* Objective *
Locate every line in the material below that has the word "JSON". Copy each of those lines.
+ + + +
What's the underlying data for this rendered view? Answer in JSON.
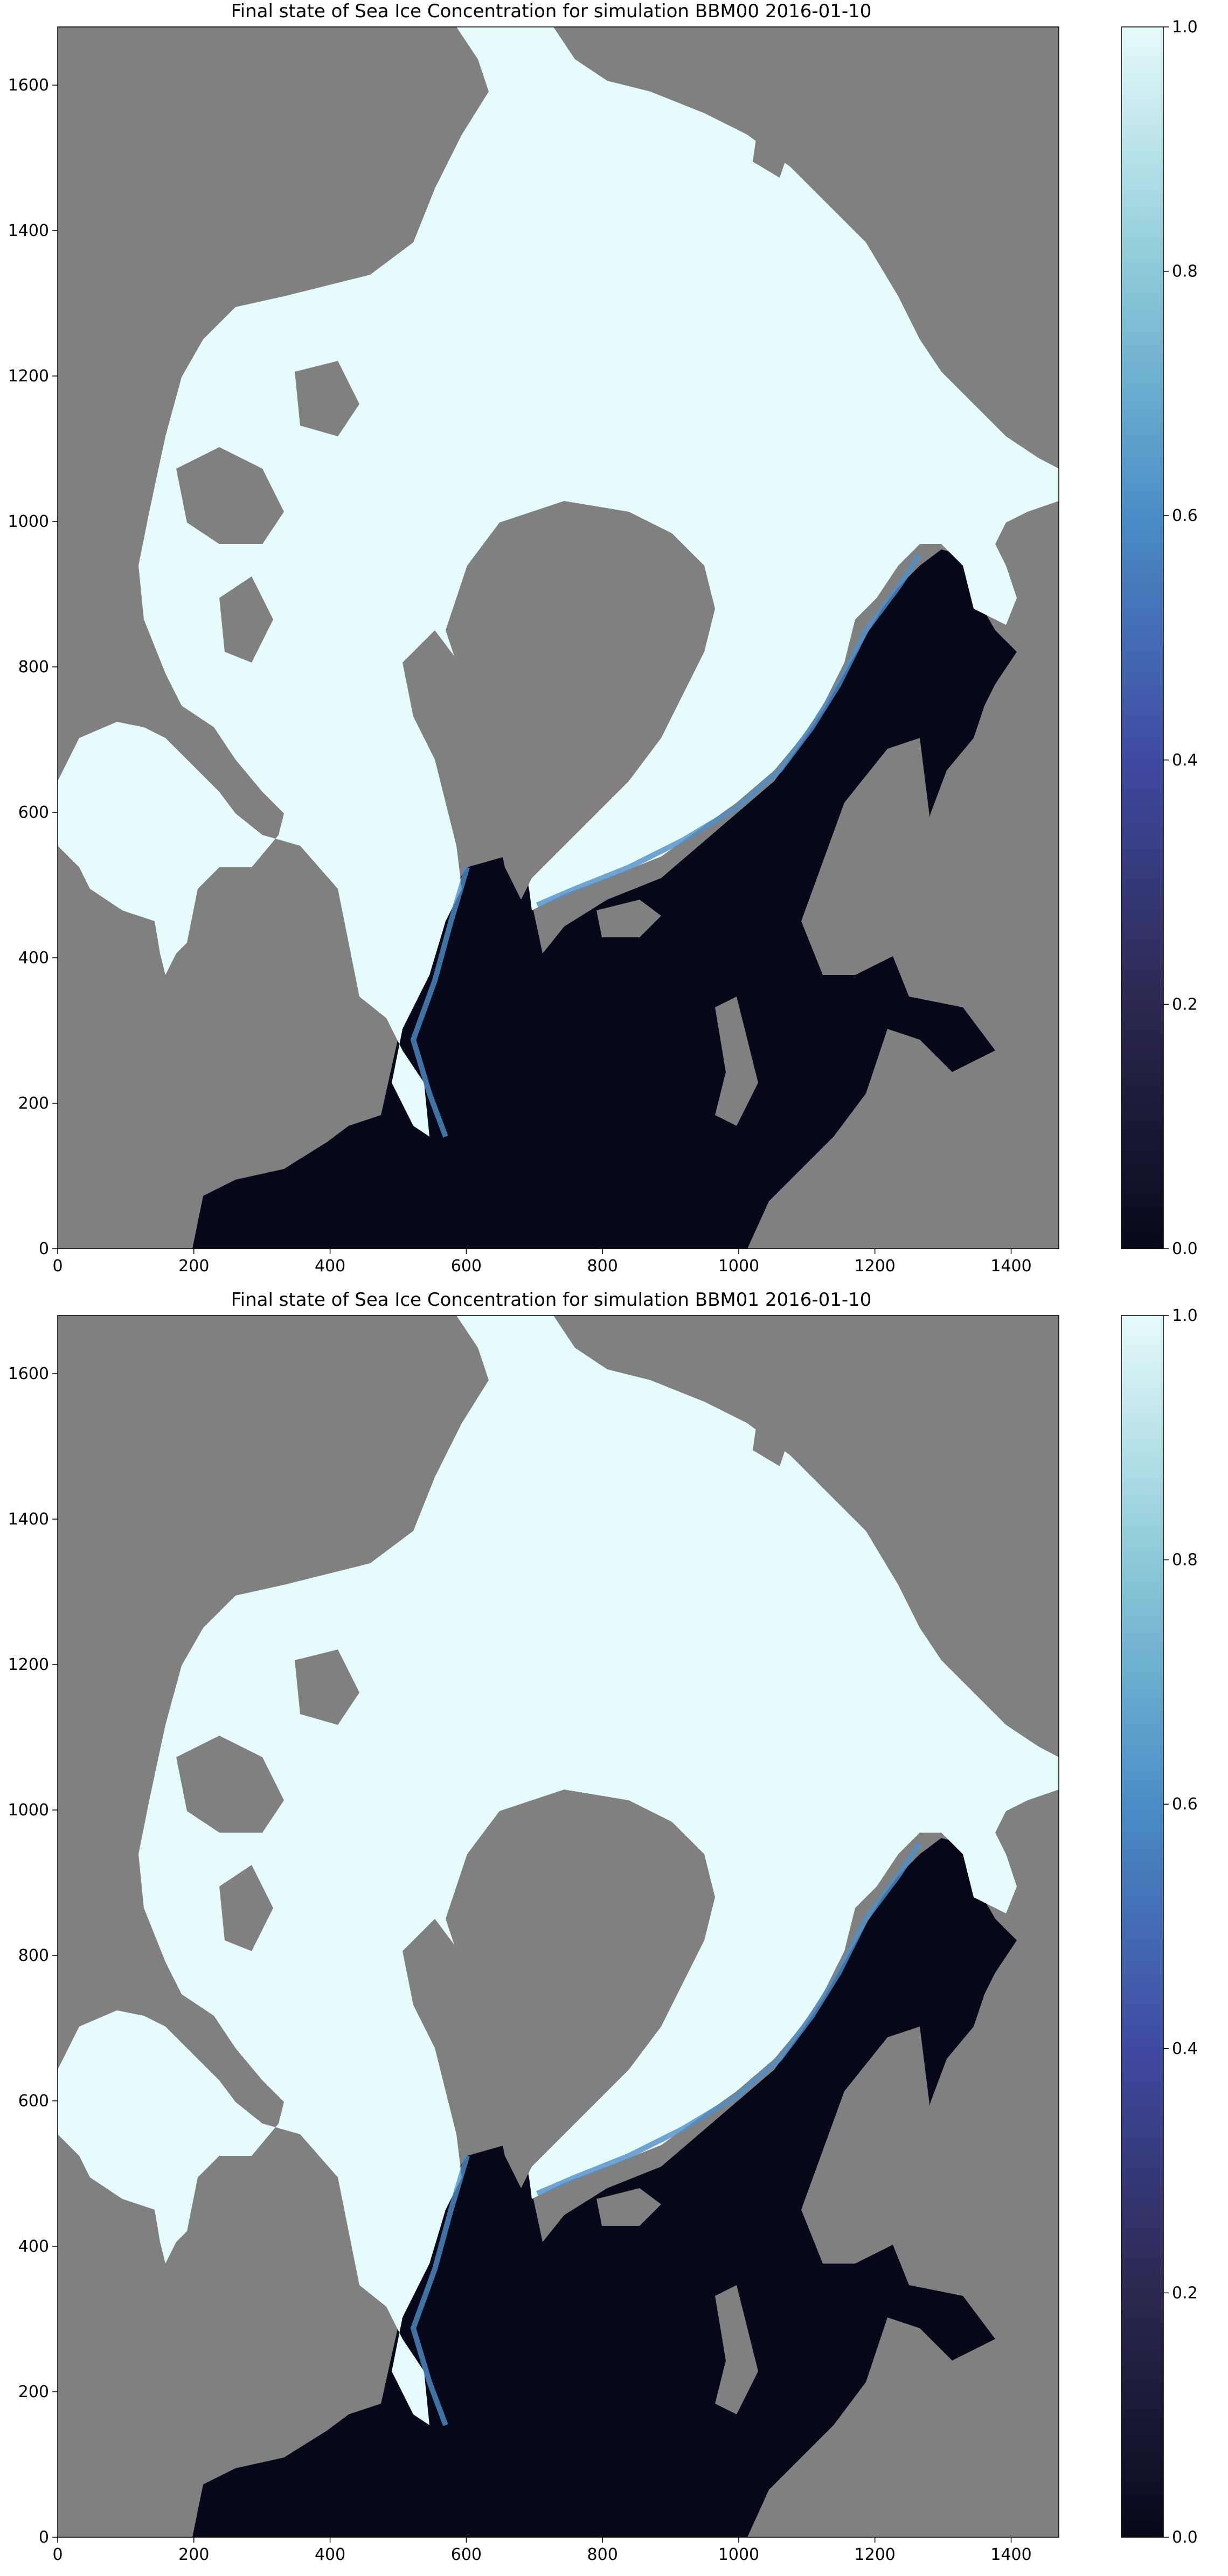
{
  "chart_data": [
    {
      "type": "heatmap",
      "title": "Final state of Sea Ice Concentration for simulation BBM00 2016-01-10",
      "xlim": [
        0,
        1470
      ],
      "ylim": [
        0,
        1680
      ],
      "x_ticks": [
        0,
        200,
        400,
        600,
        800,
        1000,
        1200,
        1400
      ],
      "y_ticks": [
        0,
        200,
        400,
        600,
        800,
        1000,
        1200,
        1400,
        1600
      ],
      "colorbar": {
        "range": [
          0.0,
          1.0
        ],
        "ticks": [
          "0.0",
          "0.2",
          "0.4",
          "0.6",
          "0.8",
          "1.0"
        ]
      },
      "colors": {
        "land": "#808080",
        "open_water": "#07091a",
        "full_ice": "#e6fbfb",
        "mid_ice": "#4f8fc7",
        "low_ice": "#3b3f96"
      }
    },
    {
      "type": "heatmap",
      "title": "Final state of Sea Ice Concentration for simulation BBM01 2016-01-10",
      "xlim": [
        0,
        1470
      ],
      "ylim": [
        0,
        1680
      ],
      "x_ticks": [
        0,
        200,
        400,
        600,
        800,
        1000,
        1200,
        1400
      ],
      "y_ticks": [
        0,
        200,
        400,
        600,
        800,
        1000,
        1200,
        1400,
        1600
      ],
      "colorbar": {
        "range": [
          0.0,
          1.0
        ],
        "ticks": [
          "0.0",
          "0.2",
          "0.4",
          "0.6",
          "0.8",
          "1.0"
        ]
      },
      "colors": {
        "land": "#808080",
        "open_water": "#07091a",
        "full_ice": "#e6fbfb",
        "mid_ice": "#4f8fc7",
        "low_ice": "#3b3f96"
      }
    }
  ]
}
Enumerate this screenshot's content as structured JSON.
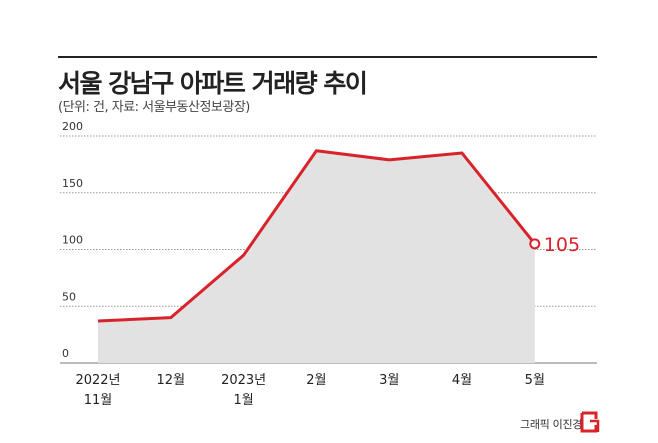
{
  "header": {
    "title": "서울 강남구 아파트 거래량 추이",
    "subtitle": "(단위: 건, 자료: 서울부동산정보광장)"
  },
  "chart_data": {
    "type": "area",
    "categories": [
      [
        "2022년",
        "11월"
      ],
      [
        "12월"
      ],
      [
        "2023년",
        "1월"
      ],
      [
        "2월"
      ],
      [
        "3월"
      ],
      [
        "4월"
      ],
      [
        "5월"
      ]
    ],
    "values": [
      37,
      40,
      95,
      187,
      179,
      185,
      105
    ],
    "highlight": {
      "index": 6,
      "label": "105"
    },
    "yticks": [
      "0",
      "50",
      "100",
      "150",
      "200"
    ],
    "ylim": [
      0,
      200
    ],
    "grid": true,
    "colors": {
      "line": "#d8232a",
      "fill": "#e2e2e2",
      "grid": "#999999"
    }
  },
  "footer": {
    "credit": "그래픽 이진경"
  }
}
+ + + +
* Response for this exercise *
What's the underlying data for this rendered view? Answer in JSON.
Enumerate this screenshot's content as structured JSON.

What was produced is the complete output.